**Given problem**
Copy out the complete listing, word for word.

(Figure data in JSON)
= = = =

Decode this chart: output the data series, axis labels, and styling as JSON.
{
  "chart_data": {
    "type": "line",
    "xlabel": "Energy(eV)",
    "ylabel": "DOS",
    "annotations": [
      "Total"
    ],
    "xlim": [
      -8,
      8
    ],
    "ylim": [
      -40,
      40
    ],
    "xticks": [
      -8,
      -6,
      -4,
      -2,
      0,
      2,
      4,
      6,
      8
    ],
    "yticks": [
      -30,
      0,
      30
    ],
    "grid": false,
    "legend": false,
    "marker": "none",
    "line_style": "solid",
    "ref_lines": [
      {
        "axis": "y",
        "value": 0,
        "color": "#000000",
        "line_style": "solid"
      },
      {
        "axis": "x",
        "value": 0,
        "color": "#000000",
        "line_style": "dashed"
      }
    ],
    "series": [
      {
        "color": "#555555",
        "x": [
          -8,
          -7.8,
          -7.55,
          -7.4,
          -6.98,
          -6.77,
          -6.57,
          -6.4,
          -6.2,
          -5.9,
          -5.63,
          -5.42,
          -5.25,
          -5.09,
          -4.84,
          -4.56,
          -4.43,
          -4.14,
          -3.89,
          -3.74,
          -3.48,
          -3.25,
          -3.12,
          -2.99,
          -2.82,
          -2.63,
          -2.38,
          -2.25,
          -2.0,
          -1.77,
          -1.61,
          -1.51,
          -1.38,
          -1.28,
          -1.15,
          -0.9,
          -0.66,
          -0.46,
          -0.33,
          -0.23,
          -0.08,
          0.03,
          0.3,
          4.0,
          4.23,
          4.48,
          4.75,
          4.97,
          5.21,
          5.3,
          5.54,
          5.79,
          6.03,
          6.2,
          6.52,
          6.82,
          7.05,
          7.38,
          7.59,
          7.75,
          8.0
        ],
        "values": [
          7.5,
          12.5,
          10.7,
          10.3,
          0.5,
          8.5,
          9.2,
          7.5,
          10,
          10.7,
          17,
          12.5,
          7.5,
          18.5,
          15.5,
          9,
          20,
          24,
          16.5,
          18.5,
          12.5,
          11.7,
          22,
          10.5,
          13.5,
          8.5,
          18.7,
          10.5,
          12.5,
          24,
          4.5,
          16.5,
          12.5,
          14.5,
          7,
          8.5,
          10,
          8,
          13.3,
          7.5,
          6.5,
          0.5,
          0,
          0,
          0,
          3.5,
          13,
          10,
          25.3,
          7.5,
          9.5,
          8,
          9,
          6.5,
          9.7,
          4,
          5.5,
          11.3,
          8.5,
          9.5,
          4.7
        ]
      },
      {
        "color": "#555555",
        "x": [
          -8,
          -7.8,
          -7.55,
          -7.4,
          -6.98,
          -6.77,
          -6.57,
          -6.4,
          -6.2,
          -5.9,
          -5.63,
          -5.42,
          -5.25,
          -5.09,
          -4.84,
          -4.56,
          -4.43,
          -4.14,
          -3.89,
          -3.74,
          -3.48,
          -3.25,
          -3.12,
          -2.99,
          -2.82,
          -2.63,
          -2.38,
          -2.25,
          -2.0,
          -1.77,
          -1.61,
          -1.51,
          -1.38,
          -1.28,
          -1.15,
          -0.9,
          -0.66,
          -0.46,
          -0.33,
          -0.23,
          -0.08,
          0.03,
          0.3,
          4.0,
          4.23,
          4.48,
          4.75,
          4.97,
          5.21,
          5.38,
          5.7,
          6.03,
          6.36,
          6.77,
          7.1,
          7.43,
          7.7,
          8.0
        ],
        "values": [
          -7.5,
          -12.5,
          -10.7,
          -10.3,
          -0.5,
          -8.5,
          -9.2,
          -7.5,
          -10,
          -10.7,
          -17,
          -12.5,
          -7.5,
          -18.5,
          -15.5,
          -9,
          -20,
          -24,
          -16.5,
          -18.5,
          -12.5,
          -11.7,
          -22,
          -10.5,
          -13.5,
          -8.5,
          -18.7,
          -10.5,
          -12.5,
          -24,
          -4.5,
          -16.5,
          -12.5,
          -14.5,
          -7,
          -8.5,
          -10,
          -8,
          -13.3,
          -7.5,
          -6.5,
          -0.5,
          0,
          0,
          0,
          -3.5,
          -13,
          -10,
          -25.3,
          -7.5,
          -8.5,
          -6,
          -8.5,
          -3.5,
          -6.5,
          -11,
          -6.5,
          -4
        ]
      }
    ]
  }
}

= = = =

**Finished exercise**
Decode this chart: output the data series, axis labels, and styling as JSON.
{
  "chart_data": {
    "type": "line",
    "xlabel": "Energy(eV)",
    "ylabel": "DOS",
    "annotations": [
      "Total"
    ],
    "xlim": [
      -8,
      8
    ],
    "ylim": [
      -40,
      40
    ],
    "xticks": [
      -8,
      -6,
      -4,
      -2,
      0,
      2,
      4,
      6,
      8
    ],
    "yticks": [
      -30,
      0,
      30
    ],
    "grid": false,
    "legend": false,
    "marker": "none",
    "line_style": "solid",
    "ref_lines": [
      {
        "axis": "y",
        "value": 0,
        "color": "#000000",
        "line_style": "solid"
      },
      {
        "axis": "x",
        "value": 0,
        "color": "#000000",
        "line_style": "dashed"
      }
    ],
    "series": [
      {
        "color": "#555555",
        "x": [
          -8,
          -7.8,
          -7.55,
          -7.4,
          -6.98,
          -6.77,
          -6.57,
          -6.4,
          -6.2,
          -5.9,
          -5.63,
          -5.42,
          -5.25,
          -5.09,
          -4.84,
          -4.56,
          -4.43,
          -4.14,
          -3.89,
          -3.74,
          -3.48,
          -3.25,
          -3.12,
          -2.99,
          -2.82,
          -2.63,
          -2.38,
          -2.25,
          -2.0,
          -1.77,
          -1.61,
          -1.51,
          -1.38,
          -1.28,
          -1.15,
          -0.9,
          -0.66,
          -0.46,
          -0.33,
          -0.23,
          -0.08,
          0.03,
          0.3,
          4.0,
          4.23,
          4.48,
          4.75,
          4.97,
          5.21,
          5.3,
          5.54,
          5.79,
          6.03,
          6.2,
          6.52,
          6.82,
          7.05,
          7.38,
          7.59,
          7.75,
          8.0
        ],
        "values": [
          7.5,
          12.5,
          10.7,
          10.3,
          0.5,
          8.5,
          9.2,
          7.5,
          10,
          10.7,
          17,
          12.5,
          7.5,
          18.5,
          15.5,
          9,
          20,
          24,
          16.5,
          18.5,
          12.5,
          11.7,
          22,
          10.5,
          13.5,
          8.5,
          18.7,
          10.5,
          12.5,
          24,
          4.5,
          16.5,
          12.5,
          14.5,
          7,
          8.5,
          10,
          8,
          13.3,
          7.5,
          6.5,
          0.5,
          0,
          0,
          0,
          3.5,
          13,
          10,
          25.3,
          7.5,
          9.5,
          8,
          9,
          6.5,
          9.7,
          4,
          5.5,
          11.3,
          8.5,
          9.5,
          4.7
        ]
      },
      {
        "color": "#555555",
        "x": [
          -8,
          -7.8,
          -7.55,
          -7.4,
          -6.98,
          -6.77,
          -6.57,
          -6.4,
          -6.2,
          -5.9,
          -5.63,
          -5.42,
          -5.25,
          -5.09,
          -4.84,
          -4.56,
          -4.43,
          -4.14,
          -3.89,
          -3.74,
          -3.48,
          -3.25,
          -3.12,
          -2.99,
          -2.82,
          -2.63,
          -2.38,
          -2.25,
          -2.0,
          -1.77,
          -1.61,
          -1.51,
          -1.38,
          -1.28,
          -1.15,
          -0.9,
          -0.66,
          -0.46,
          -0.33,
          -0.23,
          -0.08,
          0.03,
          0.3,
          4.0,
          4.23,
          4.48,
          4.75,
          4.97,
          5.21,
          5.38,
          5.7,
          6.03,
          6.36,
          6.77,
          7.1,
          7.43,
          7.7,
          8.0
        ],
        "values": [
          -7.5,
          -12.5,
          -10.7,
          -10.3,
          -0.5,
          -8.5,
          -9.2,
          -7.5,
          -10,
          -10.7,
          -17,
          -12.5,
          -7.5,
          -18.5,
          -15.5,
          -9,
          -20,
          -24,
          -16.5,
          -18.5,
          -12.5,
          -11.7,
          -22,
          -10.5,
          -13.5,
          -8.5,
          -18.7,
          -10.5,
          -12.5,
          -24,
          -4.5,
          -16.5,
          -12.5,
          -14.5,
          -7,
          -8.5,
          -10,
          -8,
          -13.3,
          -7.5,
          -6.5,
          -0.5,
          0,
          0,
          0,
          -3.5,
          -13,
          -10,
          -25.3,
          -7.5,
          -8.5,
          -6,
          -8.5,
          -3.5,
          -6.5,
          -11,
          -6.5,
          -4
        ]
      }
    ]
  }
}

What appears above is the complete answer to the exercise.